— EXTRACTED RECORDS —

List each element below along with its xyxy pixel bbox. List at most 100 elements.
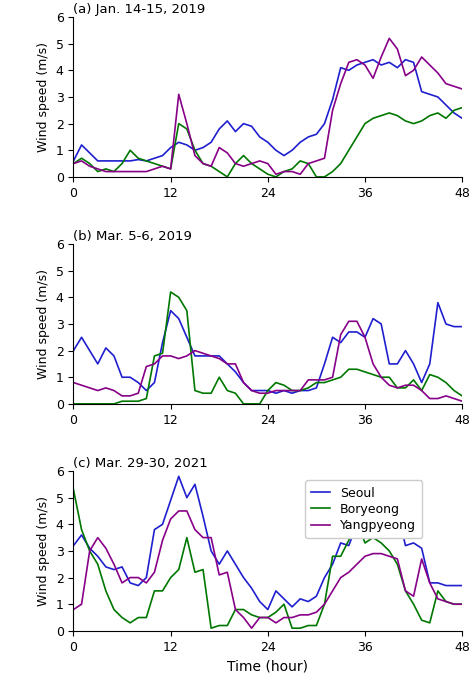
Yangpyeong [289,168,295,176]
Yangpyeong [257,613,263,621]
Boryeong [241,151,246,160]
Yangpyeong [451,83,457,91]
Yangpyeong [233,606,238,614]
Seoul [338,63,344,72]
Seoul [71,157,76,165]
Seoul [354,520,360,529]
Yangpyeong [176,90,182,98]
Seoul [362,333,368,342]
Boryeong [119,397,125,405]
Boryeong [95,168,100,176]
Boryeong [297,157,303,165]
Boryeong [435,587,441,595]
Yangpyeong [128,168,133,176]
Yangpyeong [152,165,157,173]
Boryeong [281,381,287,389]
Seoul [273,587,279,595]
Yangpyeong [451,600,457,608]
Boryeong [225,621,230,629]
Yangpyeong [136,574,141,582]
Yangpyeong [216,355,222,363]
Seoul [435,579,441,587]
Boryeong [297,387,303,395]
Seoul [419,87,425,95]
Yangpyeong [346,317,352,325]
Seoul [410,58,416,66]
Seoul [216,352,222,360]
Yangpyeong [419,555,425,563]
Yangpyeong [144,579,149,587]
Legend: Seoul, Boryeong, Yangpyeong: Seoul, Boryeong, Yangpyeong [305,480,422,538]
Seoul [168,496,173,505]
X-axis label: Time (hour): Time (hour) [228,659,308,673]
Boryeong [208,389,214,398]
Yangpyeong [200,160,206,168]
Yangpyeong [273,170,279,178]
Seoul [119,157,125,165]
Yangpyeong [265,389,271,398]
Boryeong [419,117,425,125]
Boryeong [168,165,173,173]
Seoul [119,373,125,381]
Seoul [144,574,149,582]
Boryeong [370,533,376,542]
Seoul [265,606,271,614]
Boryeong [111,606,117,614]
Seoul [451,323,457,331]
Boryeong [378,373,384,381]
Boryeong [257,165,263,173]
Line: Yangpyeong: Yangpyeong [73,321,462,401]
Boryeong [144,613,149,621]
Yangpyeong [160,536,165,544]
Seoul [95,360,100,368]
Boryeong [273,379,279,387]
Yangpyeong [144,363,149,371]
Seoul [176,138,182,147]
Boryeong [459,391,465,400]
Seoul [427,90,433,98]
Yangpyeong [87,162,92,170]
Boryeong [427,112,433,120]
Seoul [265,387,271,395]
Seoul [410,539,416,547]
Yangpyeong [281,613,287,621]
Boryeong [402,384,408,392]
Seoul [297,387,303,395]
Yangpyeong [184,507,190,515]
Yangpyeong [378,550,384,558]
Yangpyeong [95,387,100,395]
Boryeong [249,611,255,619]
Yangpyeong [273,619,279,627]
Boryeong [459,600,465,608]
Seoul [225,547,230,555]
Boryeong [410,119,416,128]
Seoul [402,56,408,64]
Seoul [152,526,157,534]
Boryeong [322,379,328,387]
Line: Yangpyeong: Yangpyeong [73,511,462,628]
Yangpyeong [370,74,376,83]
Seoul [87,544,92,552]
Seoul [176,314,182,323]
Boryeong [289,165,295,173]
Y-axis label: Wind speed (m/s): Wind speed (m/s) [37,496,50,606]
Yangpyeong [362,552,368,561]
Line: Seoul: Seoul [73,60,462,161]
Seoul [184,494,190,502]
Boryeong [103,400,109,408]
Yangpyeong [160,162,165,170]
Boryeong [184,533,190,542]
Boryeong [305,384,311,392]
Yangpyeong [233,160,238,168]
Yangpyeong [95,165,100,173]
Yangpyeong [119,391,125,400]
Yangpyeong [378,53,384,61]
Seoul [103,157,109,165]
Yangpyeong [305,160,311,168]
Text: (c) Mar. 29-30, 2021: (c) Mar. 29-30, 2021 [73,457,208,470]
Yangpyeong [176,355,182,363]
Yangpyeong [410,381,416,389]
Yangpyeong [386,381,392,389]
Yangpyeong [225,149,230,157]
Boryeong [443,597,449,606]
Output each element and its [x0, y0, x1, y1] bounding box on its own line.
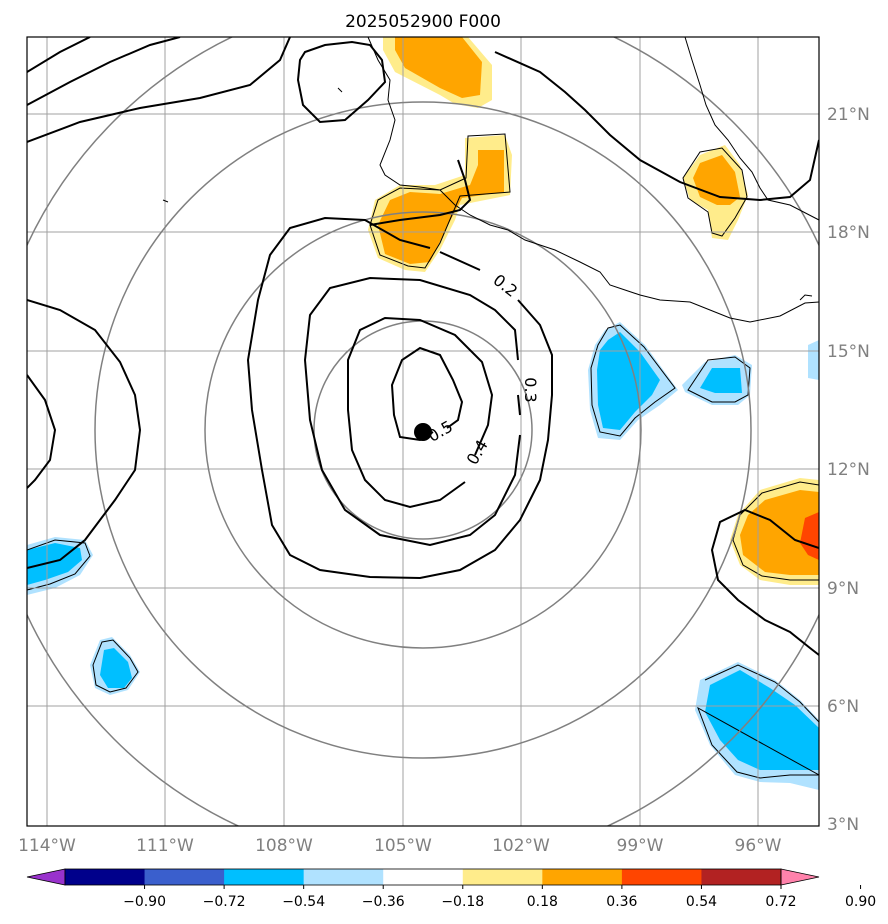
- colorbar-segment: [542, 869, 623, 885]
- colorbar-tick-label: −0.18: [441, 894, 484, 910]
- positive-area: [395, 37, 482, 98]
- contour-line: [494, 51, 819, 202]
- negative-area: [808, 340, 819, 380]
- contour-line: [27, 374, 57, 489]
- lon-label: 111°W: [136, 836, 194, 856]
- positive-area: [378, 150, 504, 264]
- lon-label: 96°W: [735, 836, 782, 856]
- contour-line: [27, 37, 291, 143]
- lon-label: 114°W: [18, 836, 76, 856]
- anomaly-outlines: [27, 133, 819, 779]
- negative-area: [705, 670, 819, 770]
- colorbar-tick-label: −0.90: [123, 894, 166, 910]
- colorbar-extend-max: [780, 868, 820, 886]
- contour-0.4: [347, 316, 494, 509]
- anomaly-outline: [732, 481, 819, 581]
- positive-area: [693, 155, 740, 205]
- contour-line: [27, 37, 91, 73]
- lon-label: 105°W: [374, 836, 432, 856]
- colorbar-segment: [621, 869, 702, 885]
- anomaly-outline: [697, 664, 819, 779]
- range-ring: [94, 101, 752, 759]
- colorbar-tick-label: 0.18: [527, 894, 558, 910]
- colorbar-segment: [701, 869, 782, 885]
- anomaly-outline: [27, 539, 91, 591]
- colorbar-tick-label: −0.36: [362, 894, 405, 910]
- anomaly-outline: [682, 147, 748, 237]
- negative-area: [597, 332, 660, 430]
- contour-line: [710, 508, 819, 656]
- colorbar-tick-label: 0.72: [765, 894, 796, 910]
- colorbar-tick-label: −0.72: [203, 894, 246, 910]
- contour-line: [296, 40, 387, 124]
- map-panel: 0.2 0.3 0.4 0.5: [26, 36, 820, 827]
- colorbar-tick-label: 0.90: [845, 894, 876, 910]
- coastlines: [162, 37, 819, 323]
- contour-lines: [27, 37, 819, 656]
- storm-center-marker: [414, 423, 432, 441]
- colorbar-tick-label: 0.36: [606, 894, 637, 910]
- anomaly-outline: [369, 133, 511, 269]
- contour-label: 0.3: [521, 377, 540, 402]
- colorbar-segment: [383, 869, 464, 885]
- lon-label: 102°W: [492, 836, 550, 856]
- lat-label: 21°N: [827, 105, 870, 125]
- lat-label: 12°N: [827, 460, 870, 480]
- colorbar-segment: [224, 869, 305, 885]
- contour-0.2: [246, 216, 553, 580]
- colorbar-segment: [462, 869, 543, 885]
- contour-0.3: [303, 276, 521, 547]
- center-contours: [246, 216, 553, 580]
- latitude-labels: 21°N 18°N 15°N 12°N 9°N 6°N 3°N: [827, 105, 870, 835]
- colorbar-tick-label: 0.54: [686, 894, 717, 910]
- colorbar-segment: [144, 869, 225, 885]
- contour-line: [27, 299, 142, 569]
- colorbar: −0.90 −0.72 −0.54 −0.36 −0.18 0.18 0.36 0.54 0.7…: [26, 868, 876, 910]
- contour-0.5: [390, 346, 464, 442]
- map-frame: [26, 36, 820, 827]
- lat-label: 18°N: [827, 223, 870, 243]
- negative-area: [100, 648, 132, 688]
- positive-area: [800, 512, 819, 560]
- anomaly-outline: [687, 356, 751, 403]
- coastline: [337, 87, 343, 93]
- anomaly-outline: [92, 639, 139, 693]
- negative-area: [700, 368, 742, 393]
- lon-label: 108°W: [255, 836, 313, 856]
- contour-line: [369, 159, 472, 226]
- coastline: [799, 294, 813, 301]
- lat-label: 15°N: [827, 342, 870, 362]
- coastline: [684, 37, 819, 221]
- longitude-labels: 114°W 111°W 108°W 105°W 102°W 99°W 96°W: [18, 836, 782, 856]
- coastline: [367, 37, 819, 323]
- gridlines: [27, 37, 819, 826]
- lat-label: 3°N: [827, 815, 859, 835]
- colorbar-segment: [303, 869, 384, 885]
- positive-area: [740, 490, 819, 575]
- lon-label: 99°W: [617, 836, 664, 856]
- positive-anomaly-areas: [368, 37, 819, 585]
- lat-label: 6°N: [827, 697, 859, 717]
- lat-label: 9°N: [827, 579, 859, 599]
- figure-title: 2025052900 F000: [345, 12, 501, 32]
- colorbar-tick-label: −0.54: [282, 894, 325, 910]
- range-ring: [204, 211, 642, 649]
- colorbar-extend-min: [26, 868, 66, 886]
- contour-line: [27, 37, 181, 106]
- colorbar-frame: [64, 868, 782, 886]
- colorbar-segment: [65, 869, 146, 885]
- coastline: [162, 199, 169, 203]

— GOAL —
Copy verbatim the part of the items that opens with the line containing "- colorbar-segment: [542, 869, 623, 885]" and closes with the line containing "- colorbar-tick-label: 0.54: [686, 894, 717, 910]", including both of those lines.

— ANSWER FOR THE TASK —
- colorbar-segment: [542, 869, 623, 885]
- colorbar-tick-label: −0.18: [441, 894, 484, 910]
- positive-area: [395, 37, 482, 98]
- contour-line: [494, 51, 819, 202]
- negative-area: [808, 340, 819, 380]
- contour-line: [27, 374, 57, 489]
- lon-label: 111°W: [136, 836, 194, 856]
- positive-area: [378, 150, 504, 264]
- lon-label: 96°W: [735, 836, 782, 856]
- contour-line: [27, 37, 291, 143]
- lon-label: 114°W: [18, 836, 76, 856]
- anomaly-outlines: [27, 133, 819, 779]
- negative-area: [705, 670, 819, 770]
- colorbar-tick-label: −0.90: [123, 894, 166, 910]
- colorbar-extend-max: [780, 868, 820, 886]
- contour-0.4: [347, 316, 494, 509]
- anomaly-outline: [732, 481, 819, 581]
- positive-area: [693, 155, 740, 205]
- contour-line: [27, 37, 91, 73]
- lon-label: 105°W: [374, 836, 432, 856]
- colorbar-segment: [621, 869, 702, 885]
- anomaly-outline: [697, 664, 819, 779]
- range-ring: [94, 101, 752, 759]
- colorbar-tick-label: 0.18: [527, 894, 558, 910]
- colorbar-segment: [701, 869, 782, 885]
- anomaly-outline: [27, 539, 91, 591]
- colorbar-tick-label: −0.36: [362, 894, 405, 910]
- anomaly-outline: [682, 147, 748, 237]
- negative-area: [597, 332, 660, 430]
- contour-line: [710, 508, 819, 656]
- colorbar-tick-label: 0.72: [765, 894, 796, 910]
- colorbar-tick-label: −0.72: [203, 894, 246, 910]
- contour-line: [296, 40, 387, 124]
- map-panel: 0.2 0.3 0.4 0.5: [26, 36, 820, 827]
- colorbar-tick-label: 0.90: [845, 894, 876, 910]
- coastlines: [162, 37, 819, 323]
- contour-lines: [27, 37, 819, 656]
- storm-center-marker: [414, 423, 432, 441]
- colorbar-tick-label: 0.36: [606, 894, 637, 910]
- anomaly-outline: [369, 133, 511, 269]
- contour-label: 0.3: [521, 377, 540, 402]
- colorbar-segment: [383, 869, 464, 885]
- lon-label: 102°W: [492, 836, 550, 856]
- lat-label: 21°N: [827, 105, 870, 125]
- lat-label: 12°N: [827, 460, 870, 480]
- colorbar-segment: [224, 869, 305, 885]
- contour-0.2: [246, 216, 553, 580]
- colorbar-segment: [462, 869, 543, 885]
- contour-0.3: [303, 276, 521, 547]
- center-contours: [246, 216, 553, 580]
- latitude-labels: 21°N 18°N 15°N 12°N 9°N 6°N 3°N: [827, 105, 870, 835]
- colorbar-tick-label: 0.54: [686, 894, 717, 910]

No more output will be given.